(Rows from a dataset)

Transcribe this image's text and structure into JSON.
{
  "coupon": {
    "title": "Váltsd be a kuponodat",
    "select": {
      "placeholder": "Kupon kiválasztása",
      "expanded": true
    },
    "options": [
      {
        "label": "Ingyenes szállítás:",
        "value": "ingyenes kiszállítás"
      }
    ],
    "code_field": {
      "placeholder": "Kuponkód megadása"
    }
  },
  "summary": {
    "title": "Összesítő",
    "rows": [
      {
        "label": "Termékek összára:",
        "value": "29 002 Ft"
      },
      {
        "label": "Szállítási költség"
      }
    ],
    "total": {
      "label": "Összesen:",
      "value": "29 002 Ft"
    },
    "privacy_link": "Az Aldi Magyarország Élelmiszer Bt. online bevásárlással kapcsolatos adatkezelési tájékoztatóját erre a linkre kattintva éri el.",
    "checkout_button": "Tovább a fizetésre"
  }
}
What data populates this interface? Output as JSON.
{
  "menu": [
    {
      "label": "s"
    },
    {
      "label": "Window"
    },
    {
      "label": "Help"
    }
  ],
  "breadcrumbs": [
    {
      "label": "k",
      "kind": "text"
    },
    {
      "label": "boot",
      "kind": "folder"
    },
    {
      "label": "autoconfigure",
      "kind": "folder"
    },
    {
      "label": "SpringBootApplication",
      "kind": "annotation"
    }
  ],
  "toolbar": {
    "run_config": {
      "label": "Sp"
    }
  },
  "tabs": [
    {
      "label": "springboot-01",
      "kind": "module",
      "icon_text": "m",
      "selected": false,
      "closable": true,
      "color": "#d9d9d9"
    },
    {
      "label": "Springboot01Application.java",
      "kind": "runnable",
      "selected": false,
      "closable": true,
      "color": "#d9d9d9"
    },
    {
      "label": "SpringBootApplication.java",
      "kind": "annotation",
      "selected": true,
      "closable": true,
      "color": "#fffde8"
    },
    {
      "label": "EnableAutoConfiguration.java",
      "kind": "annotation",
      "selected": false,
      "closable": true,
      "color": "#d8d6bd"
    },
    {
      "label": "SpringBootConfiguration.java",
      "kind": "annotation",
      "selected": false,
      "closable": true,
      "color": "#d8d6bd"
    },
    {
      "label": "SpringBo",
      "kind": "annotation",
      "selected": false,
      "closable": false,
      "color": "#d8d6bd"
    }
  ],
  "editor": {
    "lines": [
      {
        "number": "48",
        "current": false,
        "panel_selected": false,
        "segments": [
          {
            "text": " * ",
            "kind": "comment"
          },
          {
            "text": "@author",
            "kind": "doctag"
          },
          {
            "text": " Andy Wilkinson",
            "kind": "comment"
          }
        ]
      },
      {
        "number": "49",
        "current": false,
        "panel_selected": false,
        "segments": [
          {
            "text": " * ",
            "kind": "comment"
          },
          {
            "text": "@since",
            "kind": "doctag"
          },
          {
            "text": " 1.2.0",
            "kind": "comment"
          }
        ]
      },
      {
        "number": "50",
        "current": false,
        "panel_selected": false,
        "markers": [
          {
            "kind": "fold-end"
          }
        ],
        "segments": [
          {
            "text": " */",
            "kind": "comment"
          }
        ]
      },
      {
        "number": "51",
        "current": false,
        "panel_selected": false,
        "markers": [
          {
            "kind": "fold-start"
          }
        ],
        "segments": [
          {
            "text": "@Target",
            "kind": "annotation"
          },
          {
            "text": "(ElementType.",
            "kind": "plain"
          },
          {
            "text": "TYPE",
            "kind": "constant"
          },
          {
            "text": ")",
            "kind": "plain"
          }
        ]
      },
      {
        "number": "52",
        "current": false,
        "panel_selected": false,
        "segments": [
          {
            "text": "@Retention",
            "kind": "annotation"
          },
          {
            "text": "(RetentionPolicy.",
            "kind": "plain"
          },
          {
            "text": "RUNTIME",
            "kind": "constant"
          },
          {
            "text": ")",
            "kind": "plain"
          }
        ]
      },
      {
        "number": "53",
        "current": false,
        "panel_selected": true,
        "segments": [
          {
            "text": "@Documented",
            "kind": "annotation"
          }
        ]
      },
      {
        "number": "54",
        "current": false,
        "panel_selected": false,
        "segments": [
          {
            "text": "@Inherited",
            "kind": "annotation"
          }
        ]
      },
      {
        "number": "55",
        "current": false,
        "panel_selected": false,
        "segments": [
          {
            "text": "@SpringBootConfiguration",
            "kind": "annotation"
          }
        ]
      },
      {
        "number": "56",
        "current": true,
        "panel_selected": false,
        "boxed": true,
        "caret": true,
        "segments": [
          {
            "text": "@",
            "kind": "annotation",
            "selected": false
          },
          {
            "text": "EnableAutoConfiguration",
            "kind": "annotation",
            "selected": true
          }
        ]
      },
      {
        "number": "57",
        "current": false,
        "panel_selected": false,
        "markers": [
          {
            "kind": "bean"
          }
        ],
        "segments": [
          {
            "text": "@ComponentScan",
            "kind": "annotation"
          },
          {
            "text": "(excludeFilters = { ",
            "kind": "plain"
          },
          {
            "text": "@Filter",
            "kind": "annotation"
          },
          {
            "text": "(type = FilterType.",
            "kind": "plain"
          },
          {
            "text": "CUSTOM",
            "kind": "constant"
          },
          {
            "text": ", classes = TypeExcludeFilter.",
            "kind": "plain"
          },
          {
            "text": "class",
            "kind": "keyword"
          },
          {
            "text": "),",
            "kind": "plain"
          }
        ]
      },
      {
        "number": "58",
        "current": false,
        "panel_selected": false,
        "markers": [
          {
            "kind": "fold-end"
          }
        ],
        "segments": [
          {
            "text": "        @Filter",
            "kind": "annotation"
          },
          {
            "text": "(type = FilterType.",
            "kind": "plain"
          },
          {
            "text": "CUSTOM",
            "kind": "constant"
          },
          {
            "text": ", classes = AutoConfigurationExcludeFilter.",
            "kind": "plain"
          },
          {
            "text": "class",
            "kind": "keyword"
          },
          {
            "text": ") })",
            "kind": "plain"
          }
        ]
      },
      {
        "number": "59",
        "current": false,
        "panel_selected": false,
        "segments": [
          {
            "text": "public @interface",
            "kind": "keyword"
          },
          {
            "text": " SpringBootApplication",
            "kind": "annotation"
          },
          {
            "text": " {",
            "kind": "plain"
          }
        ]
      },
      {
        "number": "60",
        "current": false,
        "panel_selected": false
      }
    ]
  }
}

● **Required task**: Reproduce each entry from the records above, character for character.

● **Task result**:
Transcribe this image's text and structure into JSON.
{
  "coupon": {
    "title": "Váltsd be a kuponodat",
    "select": {
      "placeholder": "Kupon kiválasztása",
      "expanded": true
    },
    "options": [
      {
        "label": "Ingyenes szállítás:",
        "value": "ingyenes kiszállítás"
      }
    ],
    "code_field": {
      "placeholder": "Kuponkód megadása"
    }
  },
  "summary": {
    "title": "Összesítő",
    "rows": [
      {
        "label": "Termékek összára:",
        "value": "29 002 Ft"
      },
      {
        "label": "Szállítási költség"
      }
    ],
    "total": {
      "label": "Összesen:",
      "value": "29 002 Ft"
    },
    "privacy_link": "Az Aldi Magyarország Élelmiszer Bt. online bevásárlással kapcsolatos adatkezelési tájékoztatóját erre a linkre kattintva éri el.",
    "checkout_button": "Tovább a fizetésre"
  }
}
What data populates this interface? Output as JSON.
{
  "menu": [
    {
      "label": "s"
    },
    {
      "label": "Window"
    },
    {
      "label": "Help"
    }
  ],
  "breadcrumbs": [
    {
      "label": "k",
      "kind": "text"
    },
    {
      "label": "boot",
      "kind": "folder"
    },
    {
      "label": "autoconfigure",
      "kind": "folder"
    },
    {
      "label": "SpringBootApplication",
      "kind": "annotation"
    }
  ],
  "toolbar": {
    "run_config": {
      "label": "Sp"
    }
  },
  "tabs": [
    {
      "label": "springboot-01",
      "kind": "module",
      "icon_text": "m",
      "selected": false,
      "closable": true,
      "color": "#d9d9d9"
    },
    {
      "label": "Springboot01Application.java",
      "kind": "runnable",
      "selected": false,
      "closable": true,
      "color": "#d9d9d9"
    },
    {
      "label": "SpringBootApplication.java",
      "kind": "annotation",
      "selected": true,
      "closable": true,
      "color": "#fffde8"
    },
    {
      "label": "EnableAutoConfiguration.java",
      "kind": "annotation",
      "selected": false,
      "closable": true,
      "color": "#d8d6bd"
    },
    {
      "label": "SpringBootConfiguration.java",
      "kind": "annotation",
      "selected": false,
      "closable": true,
      "color": "#d8d6bd"
    },
    {
      "label": "SpringBo",
      "kind": "annotation",
      "selected": false,
      "closable": false,
      "color": "#d8d6bd"
    }
  ],
  "editor": {
    "lines": [
      {
        "number": "48",
        "current": false,
        "panel_selected": false,
        "segments": [
          {
            "text": " * ",
            "kind": "comment"
          },
          {
            "text": "@author",
            "kind": "doctag"
          },
          {
            "text": " Andy Wilkinson",
            "kind": "comment"
          }
        ]
      },
      {
        "number": "49",
        "current": false,
        "panel_selected": false,
        "segments": [
          {
            "text": " * ",
            "kind": "comment"
          },
          {
            "text": "@since",
            "kind": "doctag"
          },
          {
            "text": " 1.2.0",
            "kind": "comment"
          }
        ]
      },
      {
        "number": "50",
        "current": false,
        "panel_selected": false,
        "markers": [
          {
            "kind": "fold-end"
          }
        ],
        "segments": [
          {
            "text": " */",
            "kind": "comment"
          }
        ]
      },
      {
        "number": "51",
        "current": false,
        "panel_selected": false,
        "markers": [
          {
            "kind": "fold-start"
          }
        ],
        "segments": [
          {
            "text": "@Target",
            "kind": "annotation"
          },
          {
            "text": "(ElementType.",
            "kind": "plain"
          },
          {
            "text": "TYPE",
            "kind": "constant"
          },
          {
            "text": ")",
            "kind": "plain"
          }
        ]
      },
      {
        "number": "52",
        "current": false,
        "panel_selected": false,
        "segments": [
          {
            "text": "@Retention",
            "kind": "annotation"
          },
          {
            "text": "(RetentionPolicy.",
            "kind": "plain"
          },
          {
            "text": "RUNTIME",
            "kind": "constant"
          },
          {
            "text": ")",
            "kind": "plain"
          }
        ]
      },
      {
        "number": "53",
        "current": false,
        "panel_selected": true,
        "segments": [
          {
            "text": "@Documented",
            "kind": "annotation"
          }
        ]
      },
      {
        "number": "54",
        "current": false,
        "panel_selected": false,
        "segments": [
          {
            "text": "@Inherited",
            "kind": "annotation"
          }
        ]
      },
      {
        "number": "55",
        "current": false,
        "panel_selected": false,
        "segments": [
          {
            "text": "@SpringBootConfiguration",
            "kind": "annotation"
          }
        ]
      },
      {
        "number": "56",
        "current": true,
        "panel_selected": false,
        "boxed": true,
        "caret": true,
        "segments": [
          {
            "text": "@",
            "kind": "annotation",
            "selected": false
          },
          {
            "text": "EnableAutoConfiguration",
            "kind": "annotation",
            "selected": true
          }
        ]
      },
      {
        "number": "57",
        "current": false,
        "panel_selected": false,
        "markers": [
          {
            "kind": "bean"
          }
        ],
        "segments": [
          {
            "text": "@ComponentScan",
            "kind": "annotation"
          },
          {
            "text": "(excludeFilters = { ",
            "kind": "plain"
          },
          {
            "text": "@Filter",
            "kind": "annotation"
          },
          {
            "text": "(type = FilterType.",
            "kind": "plain"
          },
          {
            "text": "CUSTOM",
            "kind": "constant"
          },
          {
            "text": ", classes = TypeExcludeFilter.",
            "kind": "plain"
          },
          {
            "text": "class",
            "kind": "keyword"
          },
          {
            "text": "),",
            "kind": "plain"
          }
        ]
      },
      {
        "number": "58",
        "current": false,
        "panel_selected": false,
        "markers": [
          {
            "kind": "fold-end"
          }
        ],
        "segments": [
          {
            "text": "        @Filter",
            "kind": "annotation"
          },
          {
            "text": "(type = FilterType.",
            "kind": "plain"
          },
          {
            "text": "CUSTOM",
            "kind": "constant"
          },
          {
            "text": ", classes = AutoConfigurationExcludeFilter.",
            "kind": "plain"
          },
          {
            "text": "class",
            "kind": "keyword"
          },
          {
            "text": ") })",
            "kind": "plain"
          }
        ]
      },
      {
        "number": "59",
        "current": false,
        "panel_selected": false,
        "segments": [
          {
            "text": "public @interface",
            "kind": "keyword"
          },
          {
            "text": " SpringBootApplication",
            "kind": "annotation"
          },
          {
            "text": " {",
            "kind": "plain"
          }
        ]
      },
      {
        "number": "60",
        "current": false,
        "panel_selected": false
      }
    ]
  }
}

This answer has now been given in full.